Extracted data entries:
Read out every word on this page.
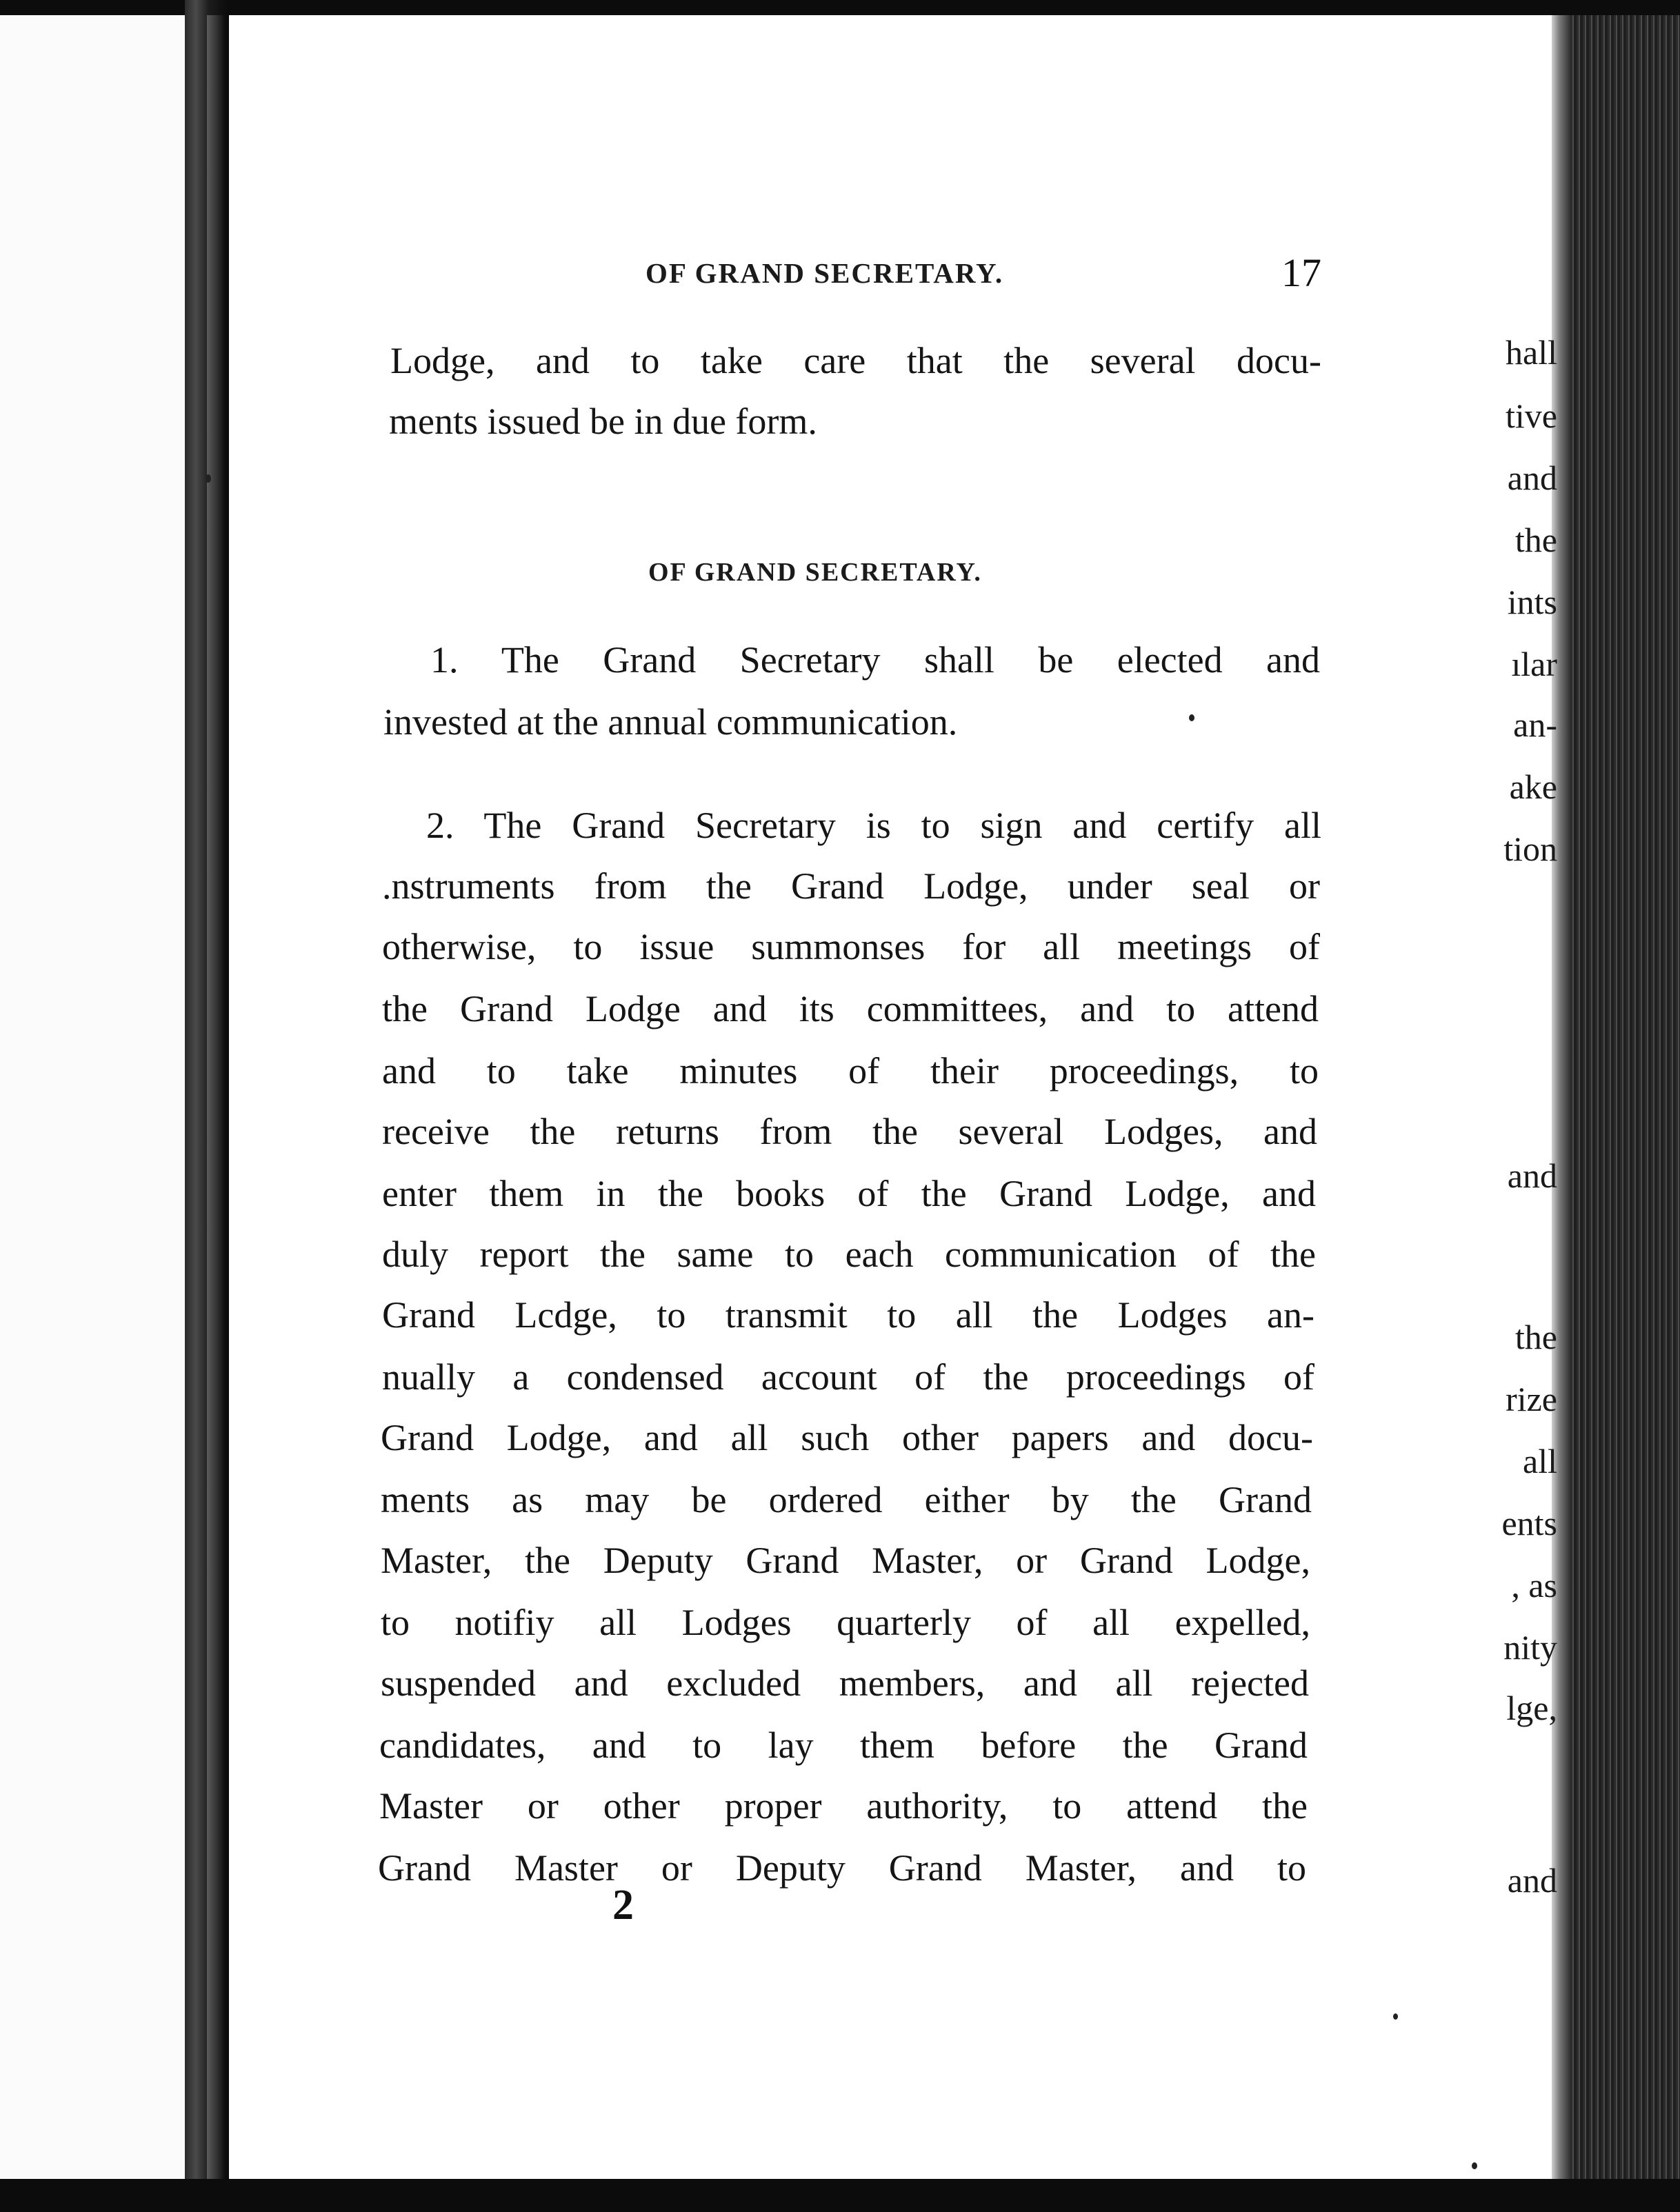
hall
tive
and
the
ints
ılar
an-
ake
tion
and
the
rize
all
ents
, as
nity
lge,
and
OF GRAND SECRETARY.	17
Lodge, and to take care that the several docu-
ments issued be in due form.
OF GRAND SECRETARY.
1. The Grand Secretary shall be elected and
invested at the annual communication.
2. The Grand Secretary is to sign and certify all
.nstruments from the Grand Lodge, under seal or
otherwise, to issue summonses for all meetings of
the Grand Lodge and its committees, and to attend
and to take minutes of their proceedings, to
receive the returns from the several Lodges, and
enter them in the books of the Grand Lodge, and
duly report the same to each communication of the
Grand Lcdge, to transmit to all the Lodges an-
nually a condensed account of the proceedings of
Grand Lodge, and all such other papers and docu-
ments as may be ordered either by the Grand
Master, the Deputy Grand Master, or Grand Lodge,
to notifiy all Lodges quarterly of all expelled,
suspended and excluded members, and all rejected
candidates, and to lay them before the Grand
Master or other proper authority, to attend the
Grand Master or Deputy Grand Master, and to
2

REQUIRED TASK: From the listing above, pick out each line where the word "several" appears.

RESULT FOR THIS TASK:
Lodge, and to take care that the several docu-
receive the returns from the several Lodges, and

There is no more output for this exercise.